Write out the records from the line with "319, 828, 329]" to the line with "466, 864, 477]", including both of those lines.
-- Start of STORED ROWS --
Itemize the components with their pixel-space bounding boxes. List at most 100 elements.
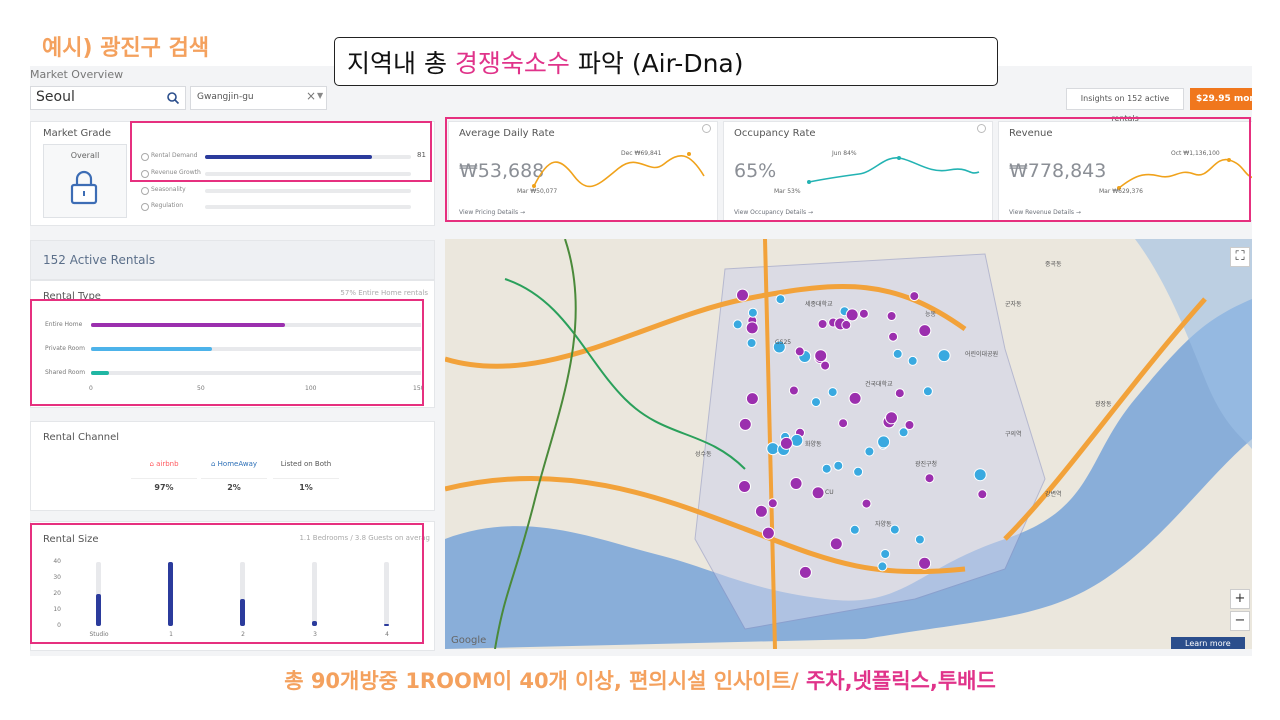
listing-pin[interactable]	[817, 319, 828, 329]
listing-pin[interactable]	[864, 446, 875, 457]
listing-pin[interactable]	[892, 348, 903, 359]
both-label: Listed on Both	[280, 460, 332, 468]
listing-pin[interactable]	[937, 349, 951, 363]
listing-pin[interactable]	[811, 397, 821, 408]
info-icon[interactable]	[141, 187, 149, 195]
overall-label: Overall	[70, 151, 100, 160]
homeaway-share: 2%	[201, 478, 267, 492]
insights-button[interactable]: Insights on 152 active rentals	[1066, 88, 1184, 123]
listing-pin[interactable]	[907, 355, 918, 366]
listing-pin[interactable]	[885, 411, 898, 425]
headline-highlight: 경쟁숙소수	[454, 49, 570, 78]
listing-pin[interactable]	[761, 526, 775, 540]
map-place-label: 화양동	[805, 441, 822, 448]
listing-pin[interactable]	[833, 460, 844, 471]
grade-row: Regulation	[141, 202, 421, 212]
listing-pin[interactable]	[848, 391, 862, 405]
listing-pin[interactable]	[746, 338, 757, 348]
listing-pin[interactable]	[914, 534, 925, 545]
listing-pin[interactable]	[779, 436, 793, 450]
listing-pin[interactable]	[888, 331, 899, 342]
listing-pin[interactable]	[829, 537, 843, 551]
channel-homeaway: ⌂ HomeAway 2%	[201, 460, 267, 492]
homeaway-logo: ⌂ HomeAway	[201, 460, 267, 472]
active-rentals-title: 152 Active Rentals	[43, 253, 156, 267]
listing-pin[interactable]	[841, 319, 852, 330]
listing-pin[interactable]	[894, 388, 905, 399]
listing-pin[interactable]	[814, 349, 828, 363]
listing-pin[interactable]	[853, 466, 864, 477]
listing-pin[interactable]	[858, 308, 869, 319]
listing-pin[interactable]	[898, 427, 909, 438]
chevron-down-icon[interactable]: ▼	[317, 91, 323, 100]
listing-pin[interactable]	[924, 473, 935, 484]
airbnb-share: 97%	[131, 478, 197, 492]
active-rentals-header: 152 Active Rentals	[30, 240, 435, 280]
headline-post: 파악 (Air-Dna)	[569, 49, 744, 78]
listing-pin[interactable]	[877, 435, 891, 449]
listing-pin[interactable]	[880, 549, 891, 559]
listing-pin[interactable]	[821, 463, 832, 474]
listing-markers	[732, 288, 988, 579]
listing-pin[interactable]	[977, 489, 988, 500]
headline-box: 지역내 총 경쟁숙소수 파악 (Air-Dna)	[334, 37, 998, 86]
listing-pin[interactable]	[886, 311, 897, 321]
listing-pin[interactable]	[736, 288, 749, 302]
listing-pin[interactable]	[767, 498, 778, 509]
listing-pin[interactable]	[738, 480, 751, 493]
listing-pin[interactable]	[788, 385, 799, 396]
clear-filter-icon[interactable]: ×	[306, 89, 316, 103]
listing-pin[interactable]	[861, 498, 872, 509]
channel-both: Listed on Both 1%	[273, 460, 339, 492]
info-icon[interactable]	[141, 203, 149, 211]
fullscreen-icon[interactable]: ⛶	[1230, 247, 1250, 267]
listing-pin[interactable]	[827, 387, 838, 398]
highlight-rental-demand	[130, 121, 432, 182]
highlight-rental-size	[30, 523, 424, 644]
both-share: 1%	[273, 478, 339, 492]
caption-pink: 주차,넷플릭스,투배드	[805, 669, 996, 693]
listing-pin[interactable]	[738, 417, 752, 431]
listing-pin[interactable]	[754, 504, 768, 518]
listing-pin[interactable]	[732, 319, 743, 330]
listing-pin[interactable]	[745, 392, 759, 406]
listing-pin[interactable]	[820, 360, 831, 371]
highlight-metrics	[445, 117, 1251, 222]
listing-pin[interactable]	[775, 294, 786, 305]
listing-pin[interactable]	[766, 442, 780, 456]
airbnb-logo: ⌂ airbnb	[131, 460, 197, 472]
listing-pin[interactable]	[918, 556, 932, 570]
map-place-label: 광진구청	[915, 461, 938, 468]
zoom-in-button[interactable]: +	[1230, 589, 1250, 609]
listing-pin[interactable]	[909, 291, 920, 302]
search-icon[interactable]	[166, 91, 180, 105]
listing-pin[interactable]	[845, 308, 859, 322]
listing-pin[interactable]	[973, 468, 987, 482]
listing-pin[interactable]	[745, 321, 759, 335]
map-place-label: GS25	[775, 339, 792, 346]
map-place-label: 능동	[925, 311, 937, 318]
listing-pin[interactable]	[747, 307, 758, 318]
city-search-input[interactable]: Seoul	[30, 86, 186, 110]
listing-pin[interactable]	[811, 486, 825, 500]
homeaway-name: HomeAway	[217, 460, 258, 468]
listing-pin[interactable]	[794, 346, 805, 357]
listing-pin[interactable]	[838, 418, 849, 429]
section-label: Market Overview	[30, 68, 124, 81]
map-place-label: 군자동	[1005, 301, 1022, 308]
highlight-rental-type	[30, 299, 424, 406]
listing-pin[interactable]	[849, 524, 860, 535]
subscribe-button[interactable]: $29.95 month	[1190, 88, 1252, 110]
listing-pin[interactable]	[798, 565, 812, 579]
listing-pin[interactable]	[877, 561, 888, 572]
listing-pin[interactable]	[789, 477, 803, 490]
grade-label: Regulation	[151, 202, 184, 209]
map-place-label: 강변역	[1045, 491, 1062, 498]
grade-row: Seasonality	[141, 186, 421, 196]
zoom-out-button[interactable]: −	[1230, 611, 1250, 631]
learn-more-button[interactable]: Learn more	[1171, 637, 1245, 649]
slide-tag: 예시) 광진구 검색	[42, 36, 210, 61]
listing-pin[interactable]	[922, 386, 933, 397]
listing-pin[interactable]	[918, 324, 932, 338]
rentals-map[interactable]: 세종대학교 건국대학교 어린이대공원 광진구청 구의역 강변역 자양동 화양동 능동 성수동 군자동…	[445, 239, 1252, 649]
-- End of STORED ROWS --
▶ **THE ANSWER**:
listing-pin[interactable]	[817, 319, 828, 329]
listing-pin[interactable]	[864, 446, 875, 457]
listing-pin[interactable]	[892, 348, 903, 359]
both-label: Listed on Both	[280, 460, 332, 468]
listing-pin[interactable]	[937, 349, 951, 363]
listing-pin[interactable]	[811, 397, 821, 408]
info-icon[interactable]	[141, 187, 149, 195]
overall-label: Overall	[70, 151, 100, 160]
homeaway-share: 2%	[201, 478, 267, 492]
insights-button[interactable]: Insights on 152 active rentals	[1066, 88, 1184, 123]
listing-pin[interactable]	[907, 355, 918, 366]
listing-pin[interactable]	[885, 411, 898, 425]
headline-highlight: 경쟁숙소수	[454, 49, 570, 78]
listing-pin[interactable]	[761, 526, 775, 540]
map-place-label: 화양동	[805, 441, 822, 448]
listing-pin[interactable]	[833, 460, 844, 471]
grade-row: Regulation	[141, 202, 421, 212]
listing-pin[interactable]	[848, 391, 862, 405]
listing-pin[interactable]	[746, 338, 757, 348]
listing-pin[interactable]	[914, 534, 925, 545]
listing-pin[interactable]	[779, 436, 793, 450]
listing-pin[interactable]	[888, 331, 899, 342]
listing-pin[interactable]	[829, 537, 843, 551]
channel-homeaway: ⌂ HomeAway 2%	[201, 460, 267, 492]
homeaway-logo: ⌂ HomeAway	[201, 460, 267, 472]
active-rentals-title: 152 Active Rentals	[43, 253, 156, 267]
listing-pin[interactable]	[841, 319, 852, 330]
listing-pin[interactable]	[894, 388, 905, 399]
listing-pin[interactable]	[814, 349, 828, 363]
listing-pin[interactable]	[853, 466, 864, 477]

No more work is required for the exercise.